[Records]
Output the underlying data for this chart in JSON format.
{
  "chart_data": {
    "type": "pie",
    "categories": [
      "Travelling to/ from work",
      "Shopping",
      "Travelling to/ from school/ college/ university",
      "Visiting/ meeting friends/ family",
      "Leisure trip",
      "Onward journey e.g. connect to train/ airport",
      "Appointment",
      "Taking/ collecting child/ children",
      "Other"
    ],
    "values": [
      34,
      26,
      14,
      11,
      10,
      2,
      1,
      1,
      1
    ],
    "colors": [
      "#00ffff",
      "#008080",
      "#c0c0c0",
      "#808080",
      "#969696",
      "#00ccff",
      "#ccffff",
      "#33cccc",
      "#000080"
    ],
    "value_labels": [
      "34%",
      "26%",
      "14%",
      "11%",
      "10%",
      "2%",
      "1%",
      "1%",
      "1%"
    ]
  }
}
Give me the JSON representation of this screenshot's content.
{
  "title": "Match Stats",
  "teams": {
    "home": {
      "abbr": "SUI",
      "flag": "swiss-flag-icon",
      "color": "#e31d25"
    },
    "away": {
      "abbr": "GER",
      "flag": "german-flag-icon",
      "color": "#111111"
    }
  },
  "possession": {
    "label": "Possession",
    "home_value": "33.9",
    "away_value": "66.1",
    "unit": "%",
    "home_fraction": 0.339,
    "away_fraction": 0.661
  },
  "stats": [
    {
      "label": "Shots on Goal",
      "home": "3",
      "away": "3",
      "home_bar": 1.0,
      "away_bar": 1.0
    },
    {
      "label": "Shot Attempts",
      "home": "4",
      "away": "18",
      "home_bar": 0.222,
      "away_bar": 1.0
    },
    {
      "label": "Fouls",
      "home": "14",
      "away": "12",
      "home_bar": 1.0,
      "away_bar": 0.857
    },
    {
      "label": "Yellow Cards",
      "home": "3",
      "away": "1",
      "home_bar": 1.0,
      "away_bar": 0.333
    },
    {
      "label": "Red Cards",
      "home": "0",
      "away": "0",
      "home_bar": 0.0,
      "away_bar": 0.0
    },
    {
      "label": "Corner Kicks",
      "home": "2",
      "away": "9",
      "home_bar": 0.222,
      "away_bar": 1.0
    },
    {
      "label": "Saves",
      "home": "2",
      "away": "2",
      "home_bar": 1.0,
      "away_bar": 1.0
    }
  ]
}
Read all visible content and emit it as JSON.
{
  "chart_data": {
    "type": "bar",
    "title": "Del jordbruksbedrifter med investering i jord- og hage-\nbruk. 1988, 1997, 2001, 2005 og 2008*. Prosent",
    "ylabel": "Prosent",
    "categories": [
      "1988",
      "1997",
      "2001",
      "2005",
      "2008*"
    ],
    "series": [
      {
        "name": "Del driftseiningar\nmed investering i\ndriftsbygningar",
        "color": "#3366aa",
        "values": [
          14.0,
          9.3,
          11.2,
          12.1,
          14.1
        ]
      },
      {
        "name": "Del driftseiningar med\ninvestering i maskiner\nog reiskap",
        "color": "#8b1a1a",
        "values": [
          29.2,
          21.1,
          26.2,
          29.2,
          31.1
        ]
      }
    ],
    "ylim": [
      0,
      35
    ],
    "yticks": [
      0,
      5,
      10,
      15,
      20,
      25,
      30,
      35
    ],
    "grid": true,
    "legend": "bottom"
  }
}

▸ **Problem statement**:
Using the entries above, please restate each one word for word.

▸ **Complete answer**:
Output the underlying data for this chart in JSON format.
{
  "chart_data": {
    "type": "pie",
    "categories": [
      "Travelling to/ from work",
      "Shopping",
      "Travelling to/ from school/ college/ university",
      "Visiting/ meeting friends/ family",
      "Leisure trip",
      "Onward journey e.g. connect to train/ airport",
      "Appointment",
      "Taking/ collecting child/ children",
      "Other"
    ],
    "values": [
      34,
      26,
      14,
      11,
      10,
      2,
      1,
      1,
      1
    ],
    "colors": [
      "#00ffff",
      "#008080",
      "#c0c0c0",
      "#808080",
      "#969696",
      "#00ccff",
      "#ccffff",
      "#33cccc",
      "#000080"
    ],
    "value_labels": [
      "34%",
      "26%",
      "14%",
      "11%",
      "10%",
      "2%",
      "1%",
      "1%",
      "1%"
    ]
  }
}
Give me the JSON representation of this screenshot's content.
{
  "title": "Match Stats",
  "teams": {
    "home": {
      "abbr": "SUI",
      "flag": "swiss-flag-icon",
      "color": "#e31d25"
    },
    "away": {
      "abbr": "GER",
      "flag": "german-flag-icon",
      "color": "#111111"
    }
  },
  "possession": {
    "label": "Possession",
    "home_value": "33.9",
    "away_value": "66.1",
    "unit": "%",
    "home_fraction": 0.339,
    "away_fraction": 0.661
  },
  "stats": [
    {
      "label": "Shots on Goal",
      "home": "3",
      "away": "3",
      "home_bar": 1.0,
      "away_bar": 1.0
    },
    {
      "label": "Shot Attempts",
      "home": "4",
      "away": "18",
      "home_bar": 0.222,
      "away_bar": 1.0
    },
    {
      "label": "Fouls",
      "home": "14",
      "away": "12",
      "home_bar": 1.0,
      "away_bar": 0.857
    },
    {
      "label": "Yellow Cards",
      "home": "3",
      "away": "1",
      "home_bar": 1.0,
      "away_bar": 0.333
    },
    {
      "label": "Red Cards",
      "home": "0",
      "away": "0",
      "home_bar": 0.0,
      "away_bar": 0.0
    },
    {
      "label": "Corner Kicks",
      "home": "2",
      "away": "9",
      "home_bar": 0.222,
      "away_bar": 1.0
    },
    {
      "label": "Saves",
      "home": "2",
      "away": "2",
      "home_bar": 1.0,
      "away_bar": 1.0
    }
  ]
}
Read all visible content and emit it as JSON.
{
  "chart_data": {
    "type": "bar",
    "title": "Del jordbruksbedrifter med investering i jord- og hage-\nbruk. 1988, 1997, 2001, 2005 og 2008*. Prosent",
    "ylabel": "Prosent",
    "categories": [
      "1988",
      "1997",
      "2001",
      "2005",
      "2008*"
    ],
    "series": [
      {
        "name": "Del driftseiningar\nmed investering i\ndriftsbygningar",
        "color": "#3366aa",
        "values": [
          14.0,
          9.3,
          11.2,
          12.1,
          14.1
        ]
      },
      {
        "name": "Del driftseiningar med\ninvestering i maskiner\nog reiskap",
        "color": "#8b1a1a",
        "values": [
          29.2,
          21.1,
          26.2,
          29.2,
          31.1
        ]
      }
    ],
    "ylim": [
      0,
      35
    ],
    "yticks": [
      0,
      5,
      10,
      15,
      20,
      25,
      30,
      35
    ],
    "grid": true,
    "legend": "bottom"
  }
}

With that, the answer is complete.